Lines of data

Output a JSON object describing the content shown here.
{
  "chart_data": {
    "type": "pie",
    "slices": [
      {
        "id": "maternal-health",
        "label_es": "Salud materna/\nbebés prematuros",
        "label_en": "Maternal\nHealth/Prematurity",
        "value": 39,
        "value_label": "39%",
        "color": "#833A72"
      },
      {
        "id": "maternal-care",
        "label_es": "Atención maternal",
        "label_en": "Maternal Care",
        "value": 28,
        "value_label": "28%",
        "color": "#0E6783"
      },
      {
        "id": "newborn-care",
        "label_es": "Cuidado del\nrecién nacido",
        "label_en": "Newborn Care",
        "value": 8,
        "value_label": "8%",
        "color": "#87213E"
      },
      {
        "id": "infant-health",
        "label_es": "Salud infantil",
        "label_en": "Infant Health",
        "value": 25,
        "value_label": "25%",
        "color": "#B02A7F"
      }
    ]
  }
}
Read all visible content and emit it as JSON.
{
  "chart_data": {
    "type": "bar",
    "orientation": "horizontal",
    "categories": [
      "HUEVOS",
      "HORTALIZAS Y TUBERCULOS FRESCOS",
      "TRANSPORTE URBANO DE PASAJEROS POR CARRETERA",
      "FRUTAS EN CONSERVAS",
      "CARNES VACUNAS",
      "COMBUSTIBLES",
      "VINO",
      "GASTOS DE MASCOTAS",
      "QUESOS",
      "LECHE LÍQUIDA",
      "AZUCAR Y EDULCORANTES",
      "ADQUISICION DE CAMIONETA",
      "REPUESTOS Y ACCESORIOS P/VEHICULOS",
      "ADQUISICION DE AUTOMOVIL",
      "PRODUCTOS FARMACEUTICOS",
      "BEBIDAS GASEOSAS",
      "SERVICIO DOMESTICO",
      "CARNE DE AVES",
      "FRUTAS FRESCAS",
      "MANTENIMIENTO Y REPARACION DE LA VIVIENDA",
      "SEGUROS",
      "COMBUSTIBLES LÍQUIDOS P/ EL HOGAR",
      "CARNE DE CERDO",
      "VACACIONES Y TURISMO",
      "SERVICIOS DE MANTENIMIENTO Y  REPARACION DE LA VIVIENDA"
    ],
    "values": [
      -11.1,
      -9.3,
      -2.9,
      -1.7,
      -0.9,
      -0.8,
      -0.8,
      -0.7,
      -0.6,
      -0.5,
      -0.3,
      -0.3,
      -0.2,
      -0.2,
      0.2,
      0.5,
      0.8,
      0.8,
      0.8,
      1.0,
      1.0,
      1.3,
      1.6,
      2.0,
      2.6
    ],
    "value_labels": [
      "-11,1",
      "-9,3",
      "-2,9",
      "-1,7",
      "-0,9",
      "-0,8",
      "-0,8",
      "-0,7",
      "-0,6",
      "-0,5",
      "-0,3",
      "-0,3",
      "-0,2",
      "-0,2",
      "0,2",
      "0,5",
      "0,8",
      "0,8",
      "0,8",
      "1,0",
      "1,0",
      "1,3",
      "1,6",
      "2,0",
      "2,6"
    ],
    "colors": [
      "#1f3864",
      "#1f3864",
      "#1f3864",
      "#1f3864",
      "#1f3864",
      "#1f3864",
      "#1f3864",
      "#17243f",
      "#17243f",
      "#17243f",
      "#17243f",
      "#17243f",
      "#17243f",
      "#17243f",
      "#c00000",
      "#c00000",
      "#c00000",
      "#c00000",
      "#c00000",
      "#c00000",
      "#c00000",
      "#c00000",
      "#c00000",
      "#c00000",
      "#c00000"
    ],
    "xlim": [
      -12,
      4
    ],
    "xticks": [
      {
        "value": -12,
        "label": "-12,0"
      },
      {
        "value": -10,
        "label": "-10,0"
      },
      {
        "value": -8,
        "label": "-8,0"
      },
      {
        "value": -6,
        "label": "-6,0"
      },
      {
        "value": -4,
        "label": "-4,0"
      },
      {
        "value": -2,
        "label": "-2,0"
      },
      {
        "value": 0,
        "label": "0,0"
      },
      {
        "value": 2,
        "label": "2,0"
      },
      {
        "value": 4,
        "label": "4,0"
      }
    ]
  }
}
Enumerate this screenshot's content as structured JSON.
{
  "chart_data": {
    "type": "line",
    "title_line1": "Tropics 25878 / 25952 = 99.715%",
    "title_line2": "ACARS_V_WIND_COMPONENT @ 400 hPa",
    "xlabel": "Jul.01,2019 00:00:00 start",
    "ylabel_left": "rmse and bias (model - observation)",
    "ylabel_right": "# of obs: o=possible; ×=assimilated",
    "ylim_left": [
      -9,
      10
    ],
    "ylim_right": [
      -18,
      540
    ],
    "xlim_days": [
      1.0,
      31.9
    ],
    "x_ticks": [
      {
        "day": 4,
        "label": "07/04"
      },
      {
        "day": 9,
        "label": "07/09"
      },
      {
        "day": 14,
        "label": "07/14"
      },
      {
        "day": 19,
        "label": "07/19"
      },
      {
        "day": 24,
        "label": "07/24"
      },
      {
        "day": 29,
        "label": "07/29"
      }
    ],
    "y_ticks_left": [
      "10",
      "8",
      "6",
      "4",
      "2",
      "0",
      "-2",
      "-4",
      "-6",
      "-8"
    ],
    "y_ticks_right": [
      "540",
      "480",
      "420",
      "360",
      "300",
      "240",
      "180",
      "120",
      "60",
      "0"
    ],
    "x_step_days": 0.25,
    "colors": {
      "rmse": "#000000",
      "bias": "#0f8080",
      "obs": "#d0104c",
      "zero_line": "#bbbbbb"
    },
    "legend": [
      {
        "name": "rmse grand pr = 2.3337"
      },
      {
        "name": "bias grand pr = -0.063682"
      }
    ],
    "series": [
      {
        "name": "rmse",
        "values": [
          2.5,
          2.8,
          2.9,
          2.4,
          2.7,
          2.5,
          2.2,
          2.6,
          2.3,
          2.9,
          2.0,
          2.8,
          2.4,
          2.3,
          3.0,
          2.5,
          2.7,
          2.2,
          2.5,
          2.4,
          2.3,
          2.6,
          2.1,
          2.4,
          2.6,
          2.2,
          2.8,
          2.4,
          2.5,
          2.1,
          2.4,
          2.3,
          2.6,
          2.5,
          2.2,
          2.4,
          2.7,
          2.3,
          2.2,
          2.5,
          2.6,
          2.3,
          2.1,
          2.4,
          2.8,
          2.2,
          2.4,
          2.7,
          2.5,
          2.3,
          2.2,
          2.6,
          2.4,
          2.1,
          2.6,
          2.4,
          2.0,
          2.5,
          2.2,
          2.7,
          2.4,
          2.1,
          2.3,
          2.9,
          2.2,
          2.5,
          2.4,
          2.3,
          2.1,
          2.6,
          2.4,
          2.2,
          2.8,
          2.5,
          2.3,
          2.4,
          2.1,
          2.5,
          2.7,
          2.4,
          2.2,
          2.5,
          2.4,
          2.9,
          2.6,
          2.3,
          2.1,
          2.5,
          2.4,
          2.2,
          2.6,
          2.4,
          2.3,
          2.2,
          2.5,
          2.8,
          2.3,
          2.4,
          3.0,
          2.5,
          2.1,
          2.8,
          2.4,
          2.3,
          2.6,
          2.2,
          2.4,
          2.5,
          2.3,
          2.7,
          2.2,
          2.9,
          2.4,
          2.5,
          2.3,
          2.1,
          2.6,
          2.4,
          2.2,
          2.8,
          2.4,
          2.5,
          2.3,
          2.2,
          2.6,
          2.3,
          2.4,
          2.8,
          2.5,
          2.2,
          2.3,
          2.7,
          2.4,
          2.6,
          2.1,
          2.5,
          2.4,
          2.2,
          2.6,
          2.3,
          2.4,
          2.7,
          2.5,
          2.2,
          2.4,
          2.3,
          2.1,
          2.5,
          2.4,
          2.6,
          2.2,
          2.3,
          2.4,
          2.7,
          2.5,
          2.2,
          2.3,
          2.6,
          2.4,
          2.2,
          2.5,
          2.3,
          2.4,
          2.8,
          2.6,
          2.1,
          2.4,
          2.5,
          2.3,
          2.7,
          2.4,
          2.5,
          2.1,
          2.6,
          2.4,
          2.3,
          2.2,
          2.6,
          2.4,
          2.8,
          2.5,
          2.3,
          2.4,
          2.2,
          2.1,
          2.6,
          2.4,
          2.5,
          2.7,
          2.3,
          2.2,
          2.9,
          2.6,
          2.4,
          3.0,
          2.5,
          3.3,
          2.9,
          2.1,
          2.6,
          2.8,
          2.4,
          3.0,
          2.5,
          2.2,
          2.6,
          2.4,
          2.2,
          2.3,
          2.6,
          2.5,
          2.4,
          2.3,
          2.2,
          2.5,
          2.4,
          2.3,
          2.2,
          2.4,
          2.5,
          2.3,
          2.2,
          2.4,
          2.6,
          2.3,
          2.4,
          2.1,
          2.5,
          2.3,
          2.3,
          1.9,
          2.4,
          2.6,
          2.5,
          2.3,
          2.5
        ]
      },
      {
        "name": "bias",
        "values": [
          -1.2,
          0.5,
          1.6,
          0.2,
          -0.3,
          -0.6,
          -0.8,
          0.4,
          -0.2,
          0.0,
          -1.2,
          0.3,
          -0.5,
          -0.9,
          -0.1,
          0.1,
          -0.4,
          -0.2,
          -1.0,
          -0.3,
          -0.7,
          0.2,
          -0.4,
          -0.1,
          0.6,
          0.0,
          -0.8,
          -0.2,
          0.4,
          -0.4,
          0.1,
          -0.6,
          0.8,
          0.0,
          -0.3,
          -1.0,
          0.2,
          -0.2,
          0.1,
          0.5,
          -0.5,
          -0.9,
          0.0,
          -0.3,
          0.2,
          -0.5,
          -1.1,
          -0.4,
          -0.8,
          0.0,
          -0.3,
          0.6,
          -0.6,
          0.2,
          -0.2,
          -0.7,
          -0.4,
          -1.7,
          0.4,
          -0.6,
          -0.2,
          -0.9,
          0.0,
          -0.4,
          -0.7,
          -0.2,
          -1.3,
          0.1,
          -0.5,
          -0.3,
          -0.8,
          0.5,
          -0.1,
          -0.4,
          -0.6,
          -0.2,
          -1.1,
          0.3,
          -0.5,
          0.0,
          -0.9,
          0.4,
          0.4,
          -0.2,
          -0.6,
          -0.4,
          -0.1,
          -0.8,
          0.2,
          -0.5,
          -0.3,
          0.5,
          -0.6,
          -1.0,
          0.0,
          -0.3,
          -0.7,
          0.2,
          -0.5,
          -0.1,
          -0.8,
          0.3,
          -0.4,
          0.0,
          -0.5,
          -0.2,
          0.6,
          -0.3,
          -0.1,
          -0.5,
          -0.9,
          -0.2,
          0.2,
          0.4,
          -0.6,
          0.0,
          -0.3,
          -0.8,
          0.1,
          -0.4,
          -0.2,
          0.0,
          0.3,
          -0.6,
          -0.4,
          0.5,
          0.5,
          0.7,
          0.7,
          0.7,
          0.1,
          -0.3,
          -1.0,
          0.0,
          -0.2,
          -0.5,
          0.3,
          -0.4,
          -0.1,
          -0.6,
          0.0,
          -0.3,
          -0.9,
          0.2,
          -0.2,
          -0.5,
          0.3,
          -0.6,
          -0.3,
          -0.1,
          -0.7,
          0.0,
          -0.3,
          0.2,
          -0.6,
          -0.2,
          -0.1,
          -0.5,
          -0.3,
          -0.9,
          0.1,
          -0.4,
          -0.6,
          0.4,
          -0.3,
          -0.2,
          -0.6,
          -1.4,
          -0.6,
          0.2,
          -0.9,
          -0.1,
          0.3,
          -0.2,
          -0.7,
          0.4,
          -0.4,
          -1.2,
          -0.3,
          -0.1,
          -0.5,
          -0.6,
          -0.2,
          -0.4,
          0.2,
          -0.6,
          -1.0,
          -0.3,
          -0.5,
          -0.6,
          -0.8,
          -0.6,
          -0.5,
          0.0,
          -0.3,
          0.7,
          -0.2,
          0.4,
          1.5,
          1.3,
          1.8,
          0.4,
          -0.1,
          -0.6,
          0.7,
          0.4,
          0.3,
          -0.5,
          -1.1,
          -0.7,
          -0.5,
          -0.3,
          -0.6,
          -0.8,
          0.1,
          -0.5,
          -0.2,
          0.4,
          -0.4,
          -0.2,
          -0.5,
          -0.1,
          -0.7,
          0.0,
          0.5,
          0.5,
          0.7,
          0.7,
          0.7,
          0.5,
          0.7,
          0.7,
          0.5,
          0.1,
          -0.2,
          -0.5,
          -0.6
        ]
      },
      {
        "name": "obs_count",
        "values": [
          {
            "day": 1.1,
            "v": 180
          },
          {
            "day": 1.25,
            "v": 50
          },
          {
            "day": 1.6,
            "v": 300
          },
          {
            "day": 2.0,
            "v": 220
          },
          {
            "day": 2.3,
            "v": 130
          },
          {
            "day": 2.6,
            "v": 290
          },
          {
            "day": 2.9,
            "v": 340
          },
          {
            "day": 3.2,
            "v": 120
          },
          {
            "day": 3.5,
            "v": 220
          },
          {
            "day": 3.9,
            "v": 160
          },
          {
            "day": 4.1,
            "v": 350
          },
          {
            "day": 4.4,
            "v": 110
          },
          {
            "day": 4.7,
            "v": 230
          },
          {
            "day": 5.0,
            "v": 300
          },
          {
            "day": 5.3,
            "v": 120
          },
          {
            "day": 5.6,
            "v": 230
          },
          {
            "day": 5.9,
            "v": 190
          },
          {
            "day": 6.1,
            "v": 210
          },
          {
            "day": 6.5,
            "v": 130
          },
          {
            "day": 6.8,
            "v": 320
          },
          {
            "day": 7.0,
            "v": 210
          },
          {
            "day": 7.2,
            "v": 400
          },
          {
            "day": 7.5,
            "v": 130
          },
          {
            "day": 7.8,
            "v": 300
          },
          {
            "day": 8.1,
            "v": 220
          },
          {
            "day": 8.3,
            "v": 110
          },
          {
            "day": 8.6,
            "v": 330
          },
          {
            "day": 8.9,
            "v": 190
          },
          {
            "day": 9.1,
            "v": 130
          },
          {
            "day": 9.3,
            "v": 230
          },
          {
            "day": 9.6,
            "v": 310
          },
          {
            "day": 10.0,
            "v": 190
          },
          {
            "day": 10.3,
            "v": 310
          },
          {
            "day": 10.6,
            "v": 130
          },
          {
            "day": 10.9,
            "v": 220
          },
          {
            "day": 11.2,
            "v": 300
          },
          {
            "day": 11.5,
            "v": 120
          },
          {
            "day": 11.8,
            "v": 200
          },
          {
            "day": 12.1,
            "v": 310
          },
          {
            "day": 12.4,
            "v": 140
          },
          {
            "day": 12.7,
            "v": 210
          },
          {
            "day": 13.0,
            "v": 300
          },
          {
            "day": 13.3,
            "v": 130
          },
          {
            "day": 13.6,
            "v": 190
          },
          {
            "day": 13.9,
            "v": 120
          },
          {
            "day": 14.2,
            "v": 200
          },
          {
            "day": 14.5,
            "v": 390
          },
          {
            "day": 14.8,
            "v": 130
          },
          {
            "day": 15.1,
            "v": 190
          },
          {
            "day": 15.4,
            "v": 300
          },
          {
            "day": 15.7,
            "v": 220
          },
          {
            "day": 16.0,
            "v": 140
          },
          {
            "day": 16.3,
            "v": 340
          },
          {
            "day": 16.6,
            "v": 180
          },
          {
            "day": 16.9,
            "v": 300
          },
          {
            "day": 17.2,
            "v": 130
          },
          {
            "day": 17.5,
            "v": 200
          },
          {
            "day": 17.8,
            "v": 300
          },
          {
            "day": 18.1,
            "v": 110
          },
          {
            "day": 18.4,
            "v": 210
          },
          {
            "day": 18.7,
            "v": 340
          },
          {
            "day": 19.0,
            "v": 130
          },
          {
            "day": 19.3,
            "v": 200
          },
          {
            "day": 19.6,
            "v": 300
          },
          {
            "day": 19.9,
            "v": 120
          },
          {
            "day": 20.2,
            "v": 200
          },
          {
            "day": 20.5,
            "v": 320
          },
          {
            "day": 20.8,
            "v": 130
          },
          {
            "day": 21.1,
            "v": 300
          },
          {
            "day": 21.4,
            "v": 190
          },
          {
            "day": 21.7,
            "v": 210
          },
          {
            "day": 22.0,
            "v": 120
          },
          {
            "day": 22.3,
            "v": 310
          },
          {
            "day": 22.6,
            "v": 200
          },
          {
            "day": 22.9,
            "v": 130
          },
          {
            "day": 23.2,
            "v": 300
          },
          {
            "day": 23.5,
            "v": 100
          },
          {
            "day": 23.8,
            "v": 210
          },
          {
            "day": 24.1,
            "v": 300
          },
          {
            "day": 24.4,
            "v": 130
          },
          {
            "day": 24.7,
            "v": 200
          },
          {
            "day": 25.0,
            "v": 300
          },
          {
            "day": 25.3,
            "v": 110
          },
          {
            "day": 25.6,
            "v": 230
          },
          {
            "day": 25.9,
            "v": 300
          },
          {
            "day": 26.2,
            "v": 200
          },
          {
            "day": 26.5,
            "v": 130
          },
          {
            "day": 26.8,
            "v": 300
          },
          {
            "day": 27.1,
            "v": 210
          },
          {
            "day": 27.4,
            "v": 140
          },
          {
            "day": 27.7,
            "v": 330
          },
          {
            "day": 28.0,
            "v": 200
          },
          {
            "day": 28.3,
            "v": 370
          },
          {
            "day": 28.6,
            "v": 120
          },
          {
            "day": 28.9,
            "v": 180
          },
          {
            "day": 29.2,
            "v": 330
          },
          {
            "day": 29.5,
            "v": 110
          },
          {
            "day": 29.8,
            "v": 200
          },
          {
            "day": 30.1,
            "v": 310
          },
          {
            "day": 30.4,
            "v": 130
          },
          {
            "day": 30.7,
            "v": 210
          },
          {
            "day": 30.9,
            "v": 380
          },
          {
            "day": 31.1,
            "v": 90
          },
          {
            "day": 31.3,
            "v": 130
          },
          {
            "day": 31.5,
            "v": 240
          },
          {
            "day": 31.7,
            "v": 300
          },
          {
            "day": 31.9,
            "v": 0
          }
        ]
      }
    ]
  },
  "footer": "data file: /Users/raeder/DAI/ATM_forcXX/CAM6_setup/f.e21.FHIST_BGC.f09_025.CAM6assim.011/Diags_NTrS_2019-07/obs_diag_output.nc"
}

§ **SHORT EXERCISE**
Scan the records above for the string "name", then select every line that holds it.

§ **CORRECT RESPONSE**
        "name": "rmse grand pr = 2.3337"
        "name": "bias grand pr = -0.063682"
        "name": "rmse",
        "name": "bias",
        "name": "obs_count",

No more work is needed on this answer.